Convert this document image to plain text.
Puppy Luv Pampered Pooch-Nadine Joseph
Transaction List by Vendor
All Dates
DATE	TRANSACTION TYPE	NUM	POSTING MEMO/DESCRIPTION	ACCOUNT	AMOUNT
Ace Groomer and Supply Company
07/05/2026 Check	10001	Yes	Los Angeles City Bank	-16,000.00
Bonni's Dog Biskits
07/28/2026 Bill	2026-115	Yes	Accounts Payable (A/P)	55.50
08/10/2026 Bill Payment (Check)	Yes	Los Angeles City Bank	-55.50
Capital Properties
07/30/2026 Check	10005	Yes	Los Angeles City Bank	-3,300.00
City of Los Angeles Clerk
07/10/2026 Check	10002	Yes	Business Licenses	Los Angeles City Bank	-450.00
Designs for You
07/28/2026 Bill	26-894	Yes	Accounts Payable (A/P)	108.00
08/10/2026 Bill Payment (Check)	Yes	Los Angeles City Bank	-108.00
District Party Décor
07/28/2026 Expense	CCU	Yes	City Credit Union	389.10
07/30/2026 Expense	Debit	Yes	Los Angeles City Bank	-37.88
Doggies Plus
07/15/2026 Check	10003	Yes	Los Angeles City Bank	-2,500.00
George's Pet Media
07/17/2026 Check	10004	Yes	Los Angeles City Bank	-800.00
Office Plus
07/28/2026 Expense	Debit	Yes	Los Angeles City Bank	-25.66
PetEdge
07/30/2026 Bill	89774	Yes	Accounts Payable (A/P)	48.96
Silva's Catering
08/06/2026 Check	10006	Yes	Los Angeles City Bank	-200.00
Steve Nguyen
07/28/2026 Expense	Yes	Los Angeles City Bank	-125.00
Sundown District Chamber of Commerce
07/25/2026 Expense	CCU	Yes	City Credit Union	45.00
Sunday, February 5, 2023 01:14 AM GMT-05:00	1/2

···

(OBJECTIVE)
Report how many lines in these entries contain "District". Answer with the number only.

(THE SOLUTION)
2